■ Raw data:
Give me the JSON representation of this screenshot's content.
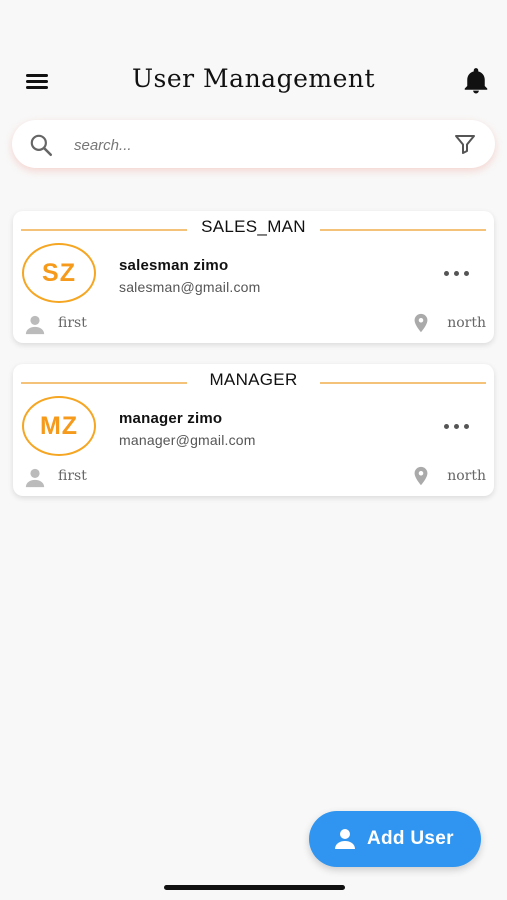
{
  "header": {
    "title": "User Management",
    "menu_icon": "hamburger-menu-icon",
    "notification_icon": "bell-icon"
  },
  "search": {
    "placeholder": "search...",
    "value": "",
    "search_icon": "search-icon",
    "filter_icon": "filter-icon"
  },
  "users": [
    {
      "role": "SALES_MAN",
      "initials": "SZ",
      "name": "salesman zimo",
      "email": "salesman@gmail.com",
      "level": "first",
      "region": "north"
    },
    {
      "role": "MANAGER",
      "initials": "MZ",
      "name": "manager zimo",
      "email": "manager@gmail.com",
      "level": "first",
      "region": "north"
    }
  ],
  "add_button": {
    "label": "Add User",
    "icon": "person-icon"
  },
  "colors": {
    "accent": "#2f95f0",
    "avatar_ring": "#f5a623",
    "role_line": "#f5c27a"
  }
}
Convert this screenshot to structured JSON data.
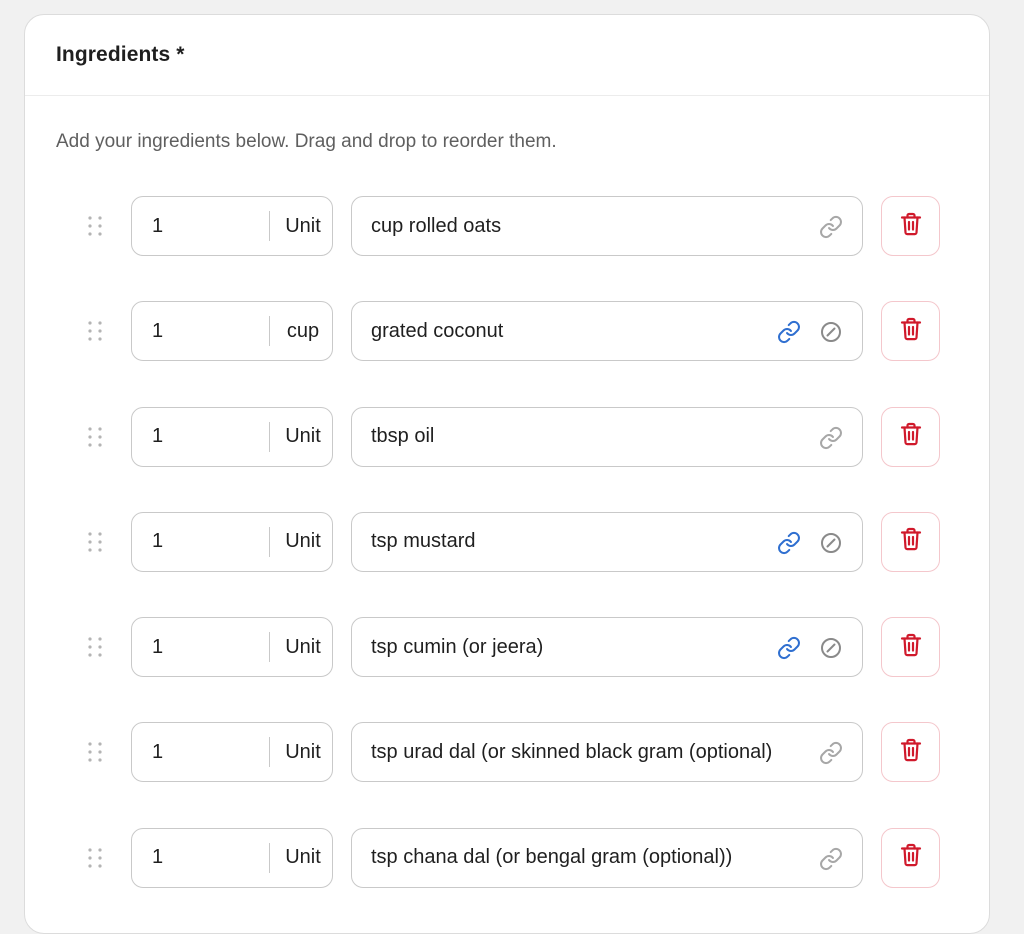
{
  "header": {
    "title": "Ingredients *"
  },
  "hint": "Add your ingredients below. Drag and drop to reorder them.",
  "colors": {
    "link_active": "#2f6fd0",
    "link_idle": "#8a8a8a",
    "delete": "#d0192b"
  },
  "ingredients": [
    {
      "quantity": "1",
      "unit": "Unit",
      "name": "cup rolled oats",
      "linked": false
    },
    {
      "quantity": "1",
      "unit": "cup",
      "name": "grated coconut",
      "linked": true
    },
    {
      "quantity": "1",
      "unit": "Unit",
      "name": "tbsp oil",
      "linked": false
    },
    {
      "quantity": "1",
      "unit": "Unit",
      "name": "tsp mustard",
      "linked": true
    },
    {
      "quantity": "1",
      "unit": "Unit",
      "name": "tsp cumin (or jeera)",
      "linked": true
    },
    {
      "quantity": "1",
      "unit": "Unit",
      "name": "tsp urad dal (or skinned black gram (optional))",
      "linked": false
    },
    {
      "quantity": "1",
      "unit": "Unit",
      "name": "tsp chana dal (or bengal gram (optional))",
      "linked": false
    }
  ]
}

■ The request: Print the records word for word and exclude any picture they hold.

■ Response to this task:
Give me the JSON representation of this screenshot's content.
{
  "header": {
    "title": "User Management",
    "menu_icon": "hamburger-menu-icon",
    "notification_icon": "bell-icon"
  },
  "search": {
    "placeholder": "search...",
    "value": "",
    "search_icon": "search-icon",
    "filter_icon": "filter-icon"
  },
  "users": [
    {
      "role": "SALES_MAN",
      "initials": "SZ",
      "name": "salesman zimo",
      "email": "salesman@gmail.com",
      "level": "first",
      "region": "north"
    },
    {
      "role": "MANAGER",
      "initials": "MZ",
      "name": "manager zimo",
      "email": "manager@gmail.com",
      "level": "first",
      "region": "north"
    }
  ],
  "add_button": {
    "label": "Add User",
    "icon": "person-icon"
  },
  "colors": {
    "accent": "#2f95f0",
    "avatar_ring": "#f5a623",
    "role_line": "#f5c27a"
  }
}
Convert this screenshot to structured JSON data.
{
  "header": {
    "title": "Ingredients *"
  },
  "hint": "Add your ingredients below. Drag and drop to reorder them.",
  "colors": {
    "link_active": "#2f6fd0",
    "link_idle": "#8a8a8a",
    "delete": "#d0192b"
  },
  "ingredients": [
    {
      "quantity": "1",
      "unit": "Unit",
      "name": "cup rolled oats",
      "linked": false
    },
    {
      "quantity": "1",
      "unit": "cup",
      "name": "grated coconut",
      "linked": true
    },
    {
      "quantity": "1",
      "unit": "Unit",
      "name": "tbsp oil",
      "linked": false
    },
    {
      "quantity": "1",
      "unit": "Unit",
      "name": "tsp mustard",
      "linked": true
    },
    {
      "quantity": "1",
      "unit": "Unit",
      "name": "tsp cumin (or jeera)",
      "linked": true
    },
    {
      "quantity": "1",
      "unit": "Unit",
      "name": "tsp urad dal (or skinned black gram (optional))",
      "linked": false
    },
    {
      "quantity": "1",
      "unit": "Unit",
      "name": "tsp chana dal (or bengal gram (optional))",
      "linked": false
    }
  ]
}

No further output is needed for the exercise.